Task statement
In the data that follows, count the lines in which the word "screenshot" occurs, and report that figure alone.

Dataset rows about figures
* Begin *
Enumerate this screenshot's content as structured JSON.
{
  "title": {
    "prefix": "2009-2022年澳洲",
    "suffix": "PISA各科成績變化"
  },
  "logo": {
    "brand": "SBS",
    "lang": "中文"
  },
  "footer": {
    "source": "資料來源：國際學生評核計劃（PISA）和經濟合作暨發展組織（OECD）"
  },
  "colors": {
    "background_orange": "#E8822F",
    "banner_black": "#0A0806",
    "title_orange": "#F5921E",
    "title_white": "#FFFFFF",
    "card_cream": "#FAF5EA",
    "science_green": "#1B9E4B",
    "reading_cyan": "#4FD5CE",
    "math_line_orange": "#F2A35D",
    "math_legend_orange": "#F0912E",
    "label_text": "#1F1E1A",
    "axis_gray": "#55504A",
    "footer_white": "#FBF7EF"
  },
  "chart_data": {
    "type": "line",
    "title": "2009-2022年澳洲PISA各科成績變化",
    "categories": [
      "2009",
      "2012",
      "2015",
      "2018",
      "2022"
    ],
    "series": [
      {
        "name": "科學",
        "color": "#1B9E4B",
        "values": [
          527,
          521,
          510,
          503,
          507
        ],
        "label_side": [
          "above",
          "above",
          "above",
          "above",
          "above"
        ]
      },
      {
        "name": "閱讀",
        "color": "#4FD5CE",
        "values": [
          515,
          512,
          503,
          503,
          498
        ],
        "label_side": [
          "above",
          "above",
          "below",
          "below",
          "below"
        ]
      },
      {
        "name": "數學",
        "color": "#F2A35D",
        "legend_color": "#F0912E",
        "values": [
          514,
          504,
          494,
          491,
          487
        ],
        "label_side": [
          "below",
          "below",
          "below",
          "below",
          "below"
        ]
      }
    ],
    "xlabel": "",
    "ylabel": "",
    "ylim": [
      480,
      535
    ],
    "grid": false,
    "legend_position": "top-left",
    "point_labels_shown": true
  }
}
* End *
* Begin *
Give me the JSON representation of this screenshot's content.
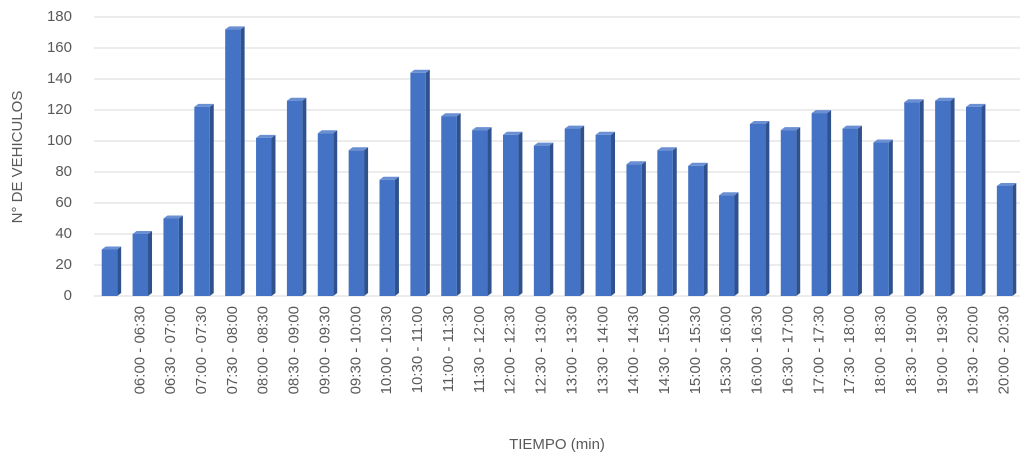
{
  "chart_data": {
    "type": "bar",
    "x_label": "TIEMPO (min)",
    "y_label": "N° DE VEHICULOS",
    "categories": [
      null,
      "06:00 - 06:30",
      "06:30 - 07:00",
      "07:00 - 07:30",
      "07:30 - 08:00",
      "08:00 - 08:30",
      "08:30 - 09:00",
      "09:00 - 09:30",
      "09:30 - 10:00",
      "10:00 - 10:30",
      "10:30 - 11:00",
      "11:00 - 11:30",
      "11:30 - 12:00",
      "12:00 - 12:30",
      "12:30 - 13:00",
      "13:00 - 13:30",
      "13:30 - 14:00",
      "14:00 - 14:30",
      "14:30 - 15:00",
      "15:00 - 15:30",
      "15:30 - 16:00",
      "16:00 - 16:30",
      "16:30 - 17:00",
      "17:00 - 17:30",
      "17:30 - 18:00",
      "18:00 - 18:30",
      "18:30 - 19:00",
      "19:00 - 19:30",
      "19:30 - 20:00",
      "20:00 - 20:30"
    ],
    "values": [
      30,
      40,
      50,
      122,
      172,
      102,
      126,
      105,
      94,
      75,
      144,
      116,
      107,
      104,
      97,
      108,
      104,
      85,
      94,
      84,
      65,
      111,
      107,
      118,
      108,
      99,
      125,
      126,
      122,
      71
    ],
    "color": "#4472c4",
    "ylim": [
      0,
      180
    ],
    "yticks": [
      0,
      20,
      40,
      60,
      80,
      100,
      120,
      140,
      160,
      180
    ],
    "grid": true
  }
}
* End *
* Begin *
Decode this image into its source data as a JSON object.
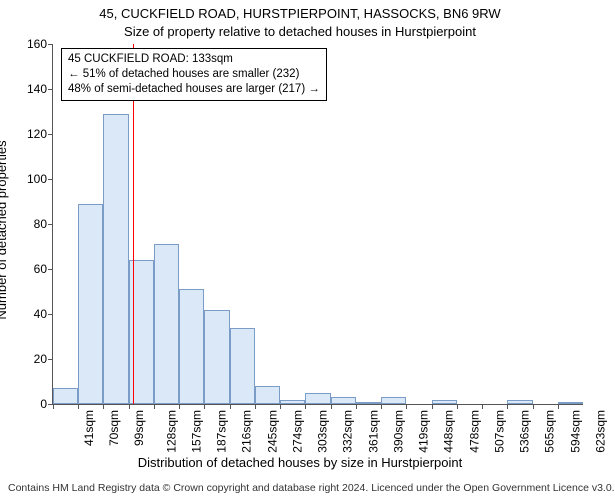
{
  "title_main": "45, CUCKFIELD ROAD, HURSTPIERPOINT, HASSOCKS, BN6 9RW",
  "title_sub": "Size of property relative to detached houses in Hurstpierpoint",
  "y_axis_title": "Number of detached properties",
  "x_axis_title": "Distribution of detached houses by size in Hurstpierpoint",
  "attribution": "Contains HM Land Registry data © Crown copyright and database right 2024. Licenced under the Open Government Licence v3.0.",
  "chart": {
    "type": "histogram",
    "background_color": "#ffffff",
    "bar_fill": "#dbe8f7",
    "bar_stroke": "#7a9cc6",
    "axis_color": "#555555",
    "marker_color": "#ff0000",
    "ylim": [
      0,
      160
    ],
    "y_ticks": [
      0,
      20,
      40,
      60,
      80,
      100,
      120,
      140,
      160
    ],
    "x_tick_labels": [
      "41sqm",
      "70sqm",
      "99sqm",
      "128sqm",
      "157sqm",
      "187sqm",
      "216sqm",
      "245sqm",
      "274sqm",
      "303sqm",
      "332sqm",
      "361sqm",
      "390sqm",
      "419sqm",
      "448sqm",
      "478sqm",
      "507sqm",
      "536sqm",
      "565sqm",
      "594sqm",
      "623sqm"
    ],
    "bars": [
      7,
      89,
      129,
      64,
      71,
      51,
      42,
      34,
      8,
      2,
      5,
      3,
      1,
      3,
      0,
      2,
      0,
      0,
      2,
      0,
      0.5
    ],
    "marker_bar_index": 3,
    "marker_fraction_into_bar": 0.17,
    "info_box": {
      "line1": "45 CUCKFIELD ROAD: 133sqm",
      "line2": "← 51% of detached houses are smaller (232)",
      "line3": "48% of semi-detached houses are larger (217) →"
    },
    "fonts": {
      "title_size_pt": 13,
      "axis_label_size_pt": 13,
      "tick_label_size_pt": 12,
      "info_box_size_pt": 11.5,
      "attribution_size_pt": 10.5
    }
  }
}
* End *
Task result
2